--- START OF Article ---

The transcendent love that our faith thrusts in our hearts defines and dictates that we love others, including and especially those whose faiths, politics and interests are different than our own. While there is nothing exclusively Christian about this claim to engage in the world, it is the fulfillment -- not just an expectation or requirement -- for those who claim the Christian faith.

It is these tenants of who we are, as we are defined and instructed by our faith, that summons us not to vilify those who are different, mock different styles or resort to violence to resolve conflict.

And it is our faith and our faith communities that will sustain us.

They will keep us from becoming bitter at those who confront us, prevent us from feeling defeated by the slow pace of change, and help quell our anger at one another and ourselves. Our faith fortifies us to sustain ourselves in our ongoing pursuit to build the beloved community and to heal the world through faith active in love.

This seminary student movement is critical in our culture today. Not only will it reawakened a slumbering church but through it, we will insert ourselves in the national discourse that has been dominated by discord. Instead through action, prayer, thoughtful interpretation of the Gospel and the translation of its powerful message into the world, our conversations and our communities will be transformed.

We seek to create a culture of service at seminaries and divinity schools whereby everyone is challenged every day to engage in the world in ways that are instructed by our faith tradition.

In order to translate that culture into living action, we will build infrastructure that supports ongoing engagement and on constant dialogue in our communities at the local to the global level. Seminary students are called on to build and lead this effort by developing and implementing programs that are not hampered by bureaucracy, that are able to claim the authority of student energies and ideals.

In calling for a culture of service, we must present the challenge of tithing time to engage in the world while students are at seminary.

Mindful of the academic demands and family responsibilities, we nonetheless interpret that the integrity of our positions in the world calls us to place ourselves in our community and to in the world where we know God to be present. Yet rather than embrace an uninspired requirement of service hours, we present the challenge that every students who is part of them seminary community tithe their time. Every individual student has different demands on their time, but by lifting up a community standard, it calls everyone to see engagement as an expectation not merely an elective or a hobby. As we propose this ideal, we are mindful of the need to break down barriers of involvement.

Growing Leaders for a Culture of Service

If you're going to have a seminary student movement, you need seminary student leaders. All students are called to participate and some will find themselves taking on roles of responsibility for building, maintain and strengthening our collective work.

--- END OF Article ---

Given exercise A> For each statement, say whether it agrees with the essay on seminary service, answering yes or no and quoting the words of the essay that decide it. (i) The essay proposes a fixed requirement of service hours for seminary students. (ii) The essay holds that faith calls people not to resort to violence to resolve conflict. (iii) The essay presents the claim to engage in the world as exclusively Christian.
Given exercise B> Carry the essay on seminary service forward from its last sentence, continuing its discussion of student leaders.
The rows that come after this essay play no part in the work asked here.

--- START OF Dataset rows ---

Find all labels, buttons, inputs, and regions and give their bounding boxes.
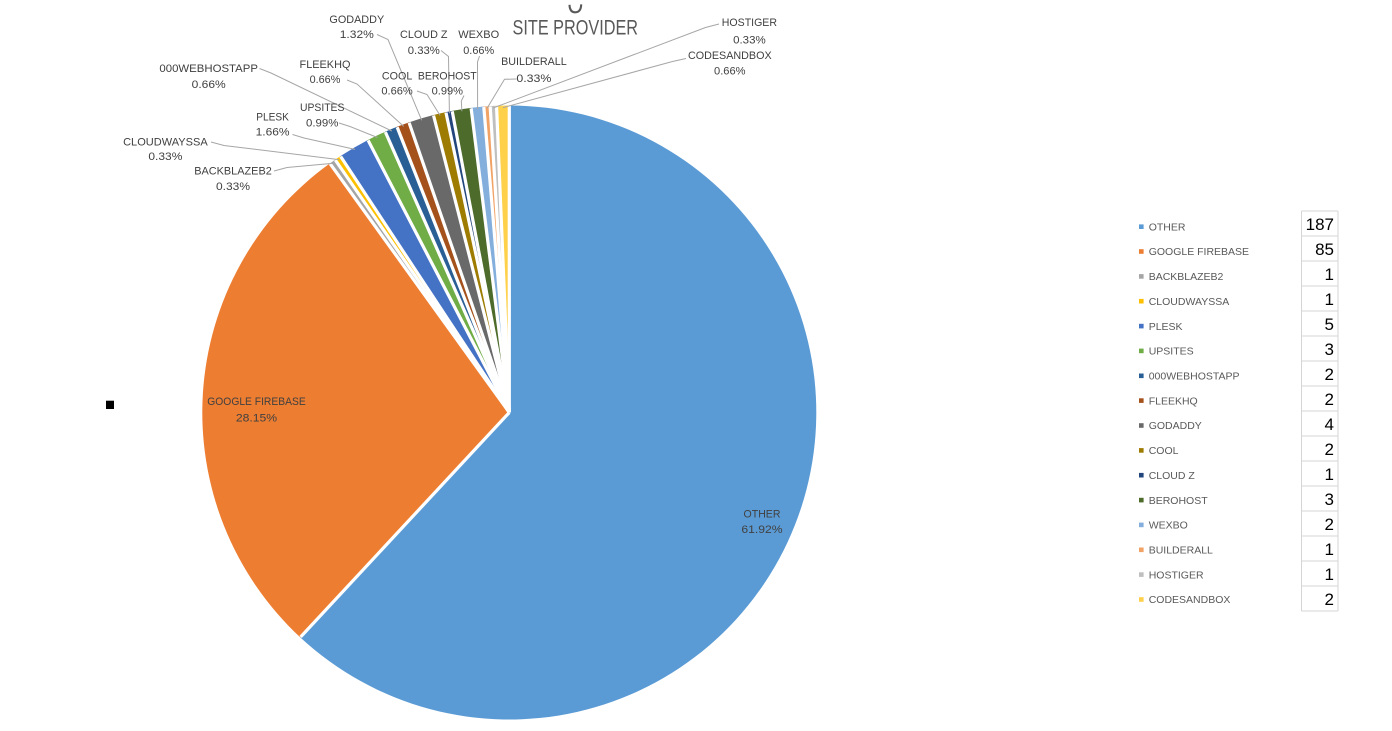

--- END OF Dataset rows ---
--- START OF Dataset rows ---

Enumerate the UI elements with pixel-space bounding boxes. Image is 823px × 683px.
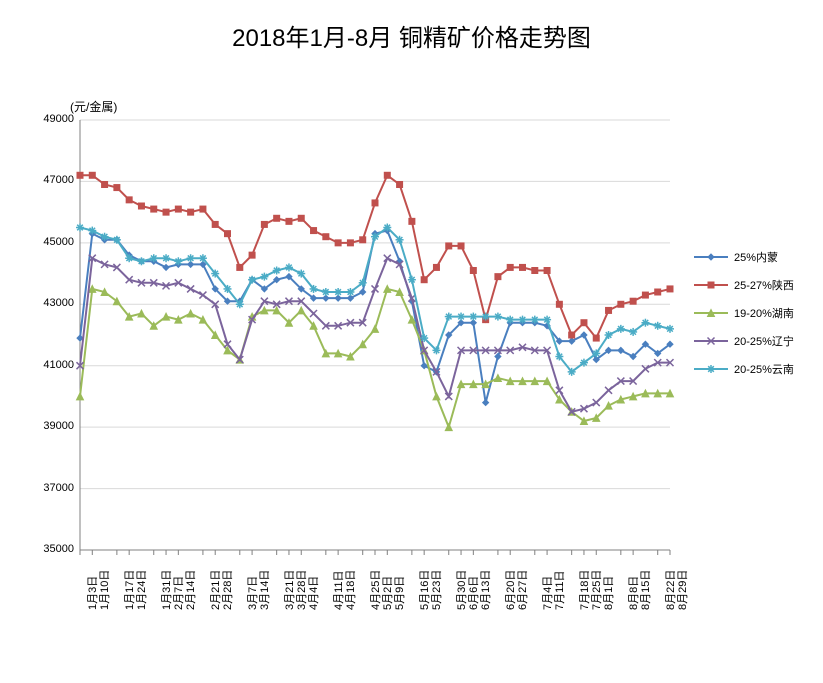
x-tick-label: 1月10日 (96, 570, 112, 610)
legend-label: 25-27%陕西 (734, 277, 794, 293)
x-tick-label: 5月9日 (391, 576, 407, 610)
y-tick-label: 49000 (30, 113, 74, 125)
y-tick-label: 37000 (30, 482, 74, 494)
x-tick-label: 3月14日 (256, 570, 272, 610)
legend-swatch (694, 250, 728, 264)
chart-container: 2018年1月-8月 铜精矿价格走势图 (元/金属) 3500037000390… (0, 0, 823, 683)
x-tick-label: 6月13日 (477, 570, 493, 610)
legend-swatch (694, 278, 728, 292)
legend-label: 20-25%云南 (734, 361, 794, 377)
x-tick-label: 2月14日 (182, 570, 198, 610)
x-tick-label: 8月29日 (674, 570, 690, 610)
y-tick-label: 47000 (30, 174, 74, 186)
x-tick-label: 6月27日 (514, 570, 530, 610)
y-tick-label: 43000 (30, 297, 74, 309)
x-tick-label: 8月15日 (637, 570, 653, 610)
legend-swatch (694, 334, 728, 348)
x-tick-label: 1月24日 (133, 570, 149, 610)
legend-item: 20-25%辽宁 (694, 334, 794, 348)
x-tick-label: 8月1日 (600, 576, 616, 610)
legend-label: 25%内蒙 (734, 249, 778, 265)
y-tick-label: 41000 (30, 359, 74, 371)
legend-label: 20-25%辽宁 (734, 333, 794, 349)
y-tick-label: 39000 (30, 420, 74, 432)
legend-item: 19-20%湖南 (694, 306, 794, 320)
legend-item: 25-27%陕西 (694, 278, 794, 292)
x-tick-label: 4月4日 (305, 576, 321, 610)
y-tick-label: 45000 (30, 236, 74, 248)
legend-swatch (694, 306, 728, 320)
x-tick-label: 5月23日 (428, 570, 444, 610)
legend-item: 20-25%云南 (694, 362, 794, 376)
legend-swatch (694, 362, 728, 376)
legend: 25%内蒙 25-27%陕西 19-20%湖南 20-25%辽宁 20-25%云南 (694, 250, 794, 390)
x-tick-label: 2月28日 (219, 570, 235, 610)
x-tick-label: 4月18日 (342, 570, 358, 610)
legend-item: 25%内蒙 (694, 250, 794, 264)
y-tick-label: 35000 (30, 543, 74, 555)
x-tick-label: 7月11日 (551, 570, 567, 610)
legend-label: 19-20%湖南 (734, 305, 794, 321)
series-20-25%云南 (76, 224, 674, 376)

--- END OF Dataset rows ---
--- START OF Dataset rows ---

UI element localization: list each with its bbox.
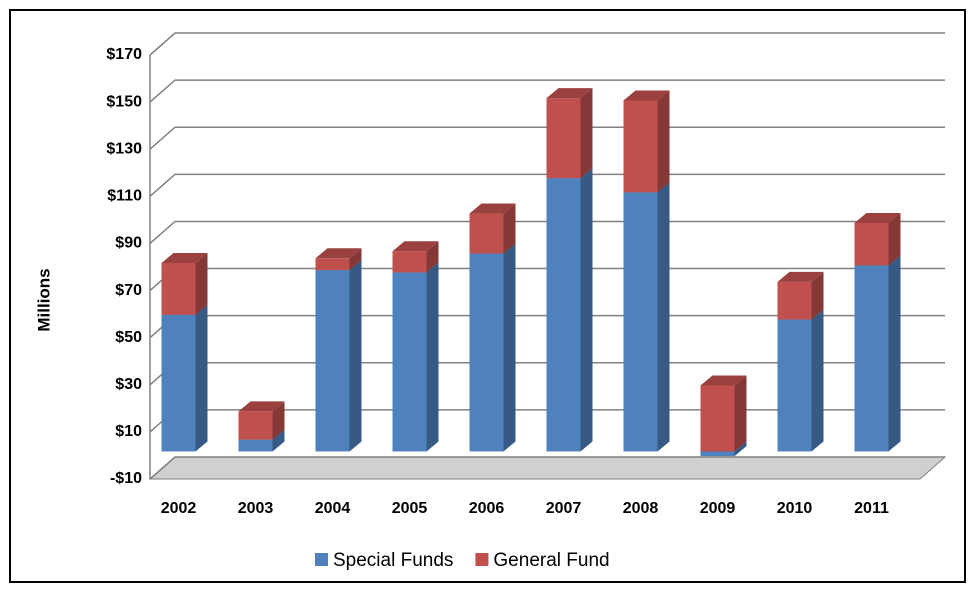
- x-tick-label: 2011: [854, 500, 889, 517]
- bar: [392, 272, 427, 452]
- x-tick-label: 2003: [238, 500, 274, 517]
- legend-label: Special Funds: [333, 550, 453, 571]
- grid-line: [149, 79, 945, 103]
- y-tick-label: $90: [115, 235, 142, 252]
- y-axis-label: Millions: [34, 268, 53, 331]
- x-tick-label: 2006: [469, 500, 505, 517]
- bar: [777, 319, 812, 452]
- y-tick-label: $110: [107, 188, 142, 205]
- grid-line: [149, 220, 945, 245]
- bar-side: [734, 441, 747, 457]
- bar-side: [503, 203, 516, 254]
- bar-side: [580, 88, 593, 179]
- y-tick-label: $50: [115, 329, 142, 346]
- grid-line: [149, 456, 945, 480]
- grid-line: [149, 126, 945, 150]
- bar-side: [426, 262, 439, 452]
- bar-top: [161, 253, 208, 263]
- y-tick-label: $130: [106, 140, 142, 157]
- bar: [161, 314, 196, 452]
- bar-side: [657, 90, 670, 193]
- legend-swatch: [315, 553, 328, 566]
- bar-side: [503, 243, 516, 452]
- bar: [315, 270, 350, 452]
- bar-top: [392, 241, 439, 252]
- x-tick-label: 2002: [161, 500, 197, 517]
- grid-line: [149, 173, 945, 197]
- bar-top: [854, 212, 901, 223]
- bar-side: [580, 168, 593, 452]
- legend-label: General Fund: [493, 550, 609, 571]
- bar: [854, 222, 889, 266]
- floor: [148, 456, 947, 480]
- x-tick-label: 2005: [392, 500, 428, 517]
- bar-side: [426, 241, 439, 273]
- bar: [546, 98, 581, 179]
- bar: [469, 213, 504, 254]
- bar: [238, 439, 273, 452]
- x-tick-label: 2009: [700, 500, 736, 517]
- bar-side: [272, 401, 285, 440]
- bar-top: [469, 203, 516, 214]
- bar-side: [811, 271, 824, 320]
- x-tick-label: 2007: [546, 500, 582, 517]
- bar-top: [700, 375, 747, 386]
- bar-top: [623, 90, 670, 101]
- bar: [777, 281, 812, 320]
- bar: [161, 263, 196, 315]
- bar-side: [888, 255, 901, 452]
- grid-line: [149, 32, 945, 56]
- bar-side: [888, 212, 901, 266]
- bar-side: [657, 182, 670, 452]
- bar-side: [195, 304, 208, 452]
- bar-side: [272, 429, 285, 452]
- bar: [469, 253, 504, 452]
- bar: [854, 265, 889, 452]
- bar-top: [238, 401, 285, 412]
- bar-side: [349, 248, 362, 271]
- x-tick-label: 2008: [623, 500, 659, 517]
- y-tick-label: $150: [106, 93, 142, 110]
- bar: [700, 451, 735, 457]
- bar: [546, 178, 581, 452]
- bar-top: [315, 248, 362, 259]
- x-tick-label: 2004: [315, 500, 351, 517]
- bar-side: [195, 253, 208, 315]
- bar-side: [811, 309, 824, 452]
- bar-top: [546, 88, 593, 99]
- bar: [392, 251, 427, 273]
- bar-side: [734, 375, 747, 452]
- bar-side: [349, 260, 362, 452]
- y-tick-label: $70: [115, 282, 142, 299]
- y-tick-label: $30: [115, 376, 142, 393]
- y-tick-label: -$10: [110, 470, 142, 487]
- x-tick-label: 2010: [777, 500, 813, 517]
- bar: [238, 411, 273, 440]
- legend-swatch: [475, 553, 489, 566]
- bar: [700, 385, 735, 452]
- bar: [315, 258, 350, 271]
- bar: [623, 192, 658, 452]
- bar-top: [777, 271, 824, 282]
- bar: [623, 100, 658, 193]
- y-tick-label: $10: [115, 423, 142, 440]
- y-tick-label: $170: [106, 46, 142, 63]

--- END OF Dataset rows ---

Exercise result A>
(i) No: "rather than embrace an uninspired requirement of service hours"
(ii) Yes: "summons us not to vilify those who are different, mock different styles or resort to violence to resolve conflict"
(iii) No: "there is nothing exclusively Christian about this claim to engage in the world"

Exercise result B>
Students are called to summon their peers to step up and come together to discuss and design how to create a culture of service and to build a student-led engagement initiative. This group represents the "community of the willing" and serves as the body that gives presence, direction and permanence to the collective efforts. In other words, students become the leaders of a student organizing body that is different from most other student organizations but is part of the campus community.

Building Momentum Across the Country

This movement must be a national movement that is built campus by campus and student by student, coming together with a sense of common purpose.

This weekend, students from 10 seminaries and divinity schools will gather at Wake Forest School of Divinity in Winston-Salem, N.C., to give birth, voice, creativity and energy to revive a seminary student movement.

When we gather there will be students who have lived out the Gospel, who have walked the talk and who are breaking new ground for what ministry looks like and how it is lived out.

Phillip West of Johnson C. Smith Theological Seminary and Robert Kendrell Carter of Turner Theological Seminary will be there; they have established a chaplaincy in the East Lake Villages in Atlanta, Ga.

Betsy Lyles launched a program at Columbia Theological Seminary in Atlanta that engages students at Drew Charter School, the United Methodist Children's Home and other sites around the city.

Lindsey Bulger works part time at Habitat for Humanity while attending Luther Seminary in St. Paul, Minn.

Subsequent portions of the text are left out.